◆ **EXERCISE**: Count the lines that hold the string "observations". Reply with the number alone.

◆ **INPUT RECORDS**:
* BEGIN *

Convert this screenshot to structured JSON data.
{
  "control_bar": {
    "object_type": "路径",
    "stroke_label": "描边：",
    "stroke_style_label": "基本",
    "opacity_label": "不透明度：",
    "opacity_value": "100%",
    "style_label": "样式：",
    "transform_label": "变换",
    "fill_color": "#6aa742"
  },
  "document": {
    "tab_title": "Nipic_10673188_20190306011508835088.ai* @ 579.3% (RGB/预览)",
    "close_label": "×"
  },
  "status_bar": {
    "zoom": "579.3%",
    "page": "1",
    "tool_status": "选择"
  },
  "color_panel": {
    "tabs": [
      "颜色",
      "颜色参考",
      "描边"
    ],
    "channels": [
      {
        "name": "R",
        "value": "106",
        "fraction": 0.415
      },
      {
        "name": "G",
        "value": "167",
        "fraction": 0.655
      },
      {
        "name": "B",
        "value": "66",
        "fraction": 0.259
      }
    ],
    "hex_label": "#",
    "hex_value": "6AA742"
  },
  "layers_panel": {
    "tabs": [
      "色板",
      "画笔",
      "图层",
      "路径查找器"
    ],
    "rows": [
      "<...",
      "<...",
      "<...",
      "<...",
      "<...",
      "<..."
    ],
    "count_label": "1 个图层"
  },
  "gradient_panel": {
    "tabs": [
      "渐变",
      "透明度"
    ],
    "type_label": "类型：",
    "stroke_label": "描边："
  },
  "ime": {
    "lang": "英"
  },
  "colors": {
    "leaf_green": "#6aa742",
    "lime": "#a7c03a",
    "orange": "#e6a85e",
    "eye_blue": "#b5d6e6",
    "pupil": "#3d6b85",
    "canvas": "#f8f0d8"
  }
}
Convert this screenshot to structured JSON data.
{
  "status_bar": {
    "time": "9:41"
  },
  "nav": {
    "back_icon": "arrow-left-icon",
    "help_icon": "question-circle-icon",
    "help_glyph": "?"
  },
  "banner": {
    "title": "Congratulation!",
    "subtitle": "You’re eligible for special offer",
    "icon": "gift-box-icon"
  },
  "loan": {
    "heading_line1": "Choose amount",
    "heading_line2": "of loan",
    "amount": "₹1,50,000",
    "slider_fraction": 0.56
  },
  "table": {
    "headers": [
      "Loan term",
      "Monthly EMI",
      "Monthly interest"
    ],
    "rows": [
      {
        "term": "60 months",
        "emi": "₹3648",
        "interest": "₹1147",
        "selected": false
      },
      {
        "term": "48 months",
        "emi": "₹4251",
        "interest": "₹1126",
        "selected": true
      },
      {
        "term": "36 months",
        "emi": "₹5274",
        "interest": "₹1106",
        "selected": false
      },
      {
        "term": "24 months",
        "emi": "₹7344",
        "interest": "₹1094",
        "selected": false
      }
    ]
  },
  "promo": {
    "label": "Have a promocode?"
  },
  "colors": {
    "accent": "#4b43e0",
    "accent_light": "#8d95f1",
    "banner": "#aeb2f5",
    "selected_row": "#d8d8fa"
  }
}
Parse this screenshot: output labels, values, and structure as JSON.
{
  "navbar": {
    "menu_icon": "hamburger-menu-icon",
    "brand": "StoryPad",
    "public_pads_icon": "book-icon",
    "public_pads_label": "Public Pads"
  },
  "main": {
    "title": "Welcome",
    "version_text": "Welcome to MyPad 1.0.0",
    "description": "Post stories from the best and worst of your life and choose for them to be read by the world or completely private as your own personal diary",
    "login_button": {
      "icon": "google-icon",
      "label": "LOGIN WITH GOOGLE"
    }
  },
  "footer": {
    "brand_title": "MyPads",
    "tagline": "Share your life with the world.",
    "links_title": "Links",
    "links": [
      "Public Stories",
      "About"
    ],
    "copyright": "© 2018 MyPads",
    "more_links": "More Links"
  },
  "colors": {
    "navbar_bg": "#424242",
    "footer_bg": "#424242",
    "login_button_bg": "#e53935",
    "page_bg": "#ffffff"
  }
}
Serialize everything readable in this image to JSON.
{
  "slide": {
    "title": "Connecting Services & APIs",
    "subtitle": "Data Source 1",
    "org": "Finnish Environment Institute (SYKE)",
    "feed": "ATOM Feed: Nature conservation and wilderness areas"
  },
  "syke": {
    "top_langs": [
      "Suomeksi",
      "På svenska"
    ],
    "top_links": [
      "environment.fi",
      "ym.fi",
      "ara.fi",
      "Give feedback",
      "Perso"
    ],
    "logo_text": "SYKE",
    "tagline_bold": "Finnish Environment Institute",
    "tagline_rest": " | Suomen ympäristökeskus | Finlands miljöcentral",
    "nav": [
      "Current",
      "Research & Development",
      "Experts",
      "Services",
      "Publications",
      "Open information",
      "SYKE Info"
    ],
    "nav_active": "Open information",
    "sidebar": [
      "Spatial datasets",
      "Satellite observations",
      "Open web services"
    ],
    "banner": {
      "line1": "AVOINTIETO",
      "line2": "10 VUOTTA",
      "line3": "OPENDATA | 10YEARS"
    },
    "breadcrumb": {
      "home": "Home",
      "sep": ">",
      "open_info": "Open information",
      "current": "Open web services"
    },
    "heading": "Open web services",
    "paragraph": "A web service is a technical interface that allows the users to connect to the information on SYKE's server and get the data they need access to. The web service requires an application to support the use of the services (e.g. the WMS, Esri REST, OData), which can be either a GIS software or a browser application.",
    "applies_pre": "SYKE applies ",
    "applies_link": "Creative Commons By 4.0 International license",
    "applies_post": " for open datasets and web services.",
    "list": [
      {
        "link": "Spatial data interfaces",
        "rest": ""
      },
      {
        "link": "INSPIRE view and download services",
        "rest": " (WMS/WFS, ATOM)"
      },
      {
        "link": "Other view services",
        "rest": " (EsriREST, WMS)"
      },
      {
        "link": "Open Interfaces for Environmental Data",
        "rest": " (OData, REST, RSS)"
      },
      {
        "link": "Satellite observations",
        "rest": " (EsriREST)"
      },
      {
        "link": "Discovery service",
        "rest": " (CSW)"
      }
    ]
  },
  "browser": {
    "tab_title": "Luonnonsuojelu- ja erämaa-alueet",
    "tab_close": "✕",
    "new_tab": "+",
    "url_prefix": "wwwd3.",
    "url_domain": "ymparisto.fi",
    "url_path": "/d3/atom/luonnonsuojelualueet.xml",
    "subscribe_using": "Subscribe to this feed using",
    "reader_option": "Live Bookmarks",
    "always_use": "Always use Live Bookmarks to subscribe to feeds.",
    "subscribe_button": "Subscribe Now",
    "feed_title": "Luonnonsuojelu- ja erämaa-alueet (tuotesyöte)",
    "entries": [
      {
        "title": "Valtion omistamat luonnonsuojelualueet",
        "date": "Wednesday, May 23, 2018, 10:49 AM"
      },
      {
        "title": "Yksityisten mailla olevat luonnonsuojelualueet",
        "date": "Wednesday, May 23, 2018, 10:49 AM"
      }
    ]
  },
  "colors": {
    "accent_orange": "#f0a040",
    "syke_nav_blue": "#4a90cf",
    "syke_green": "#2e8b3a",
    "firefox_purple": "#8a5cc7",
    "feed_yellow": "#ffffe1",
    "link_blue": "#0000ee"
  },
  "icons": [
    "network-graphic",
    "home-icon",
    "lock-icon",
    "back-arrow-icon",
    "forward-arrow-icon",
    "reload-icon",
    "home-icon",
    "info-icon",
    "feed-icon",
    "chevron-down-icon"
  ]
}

* END *

◆ **OUTPUT FOR THIS TASK**: 2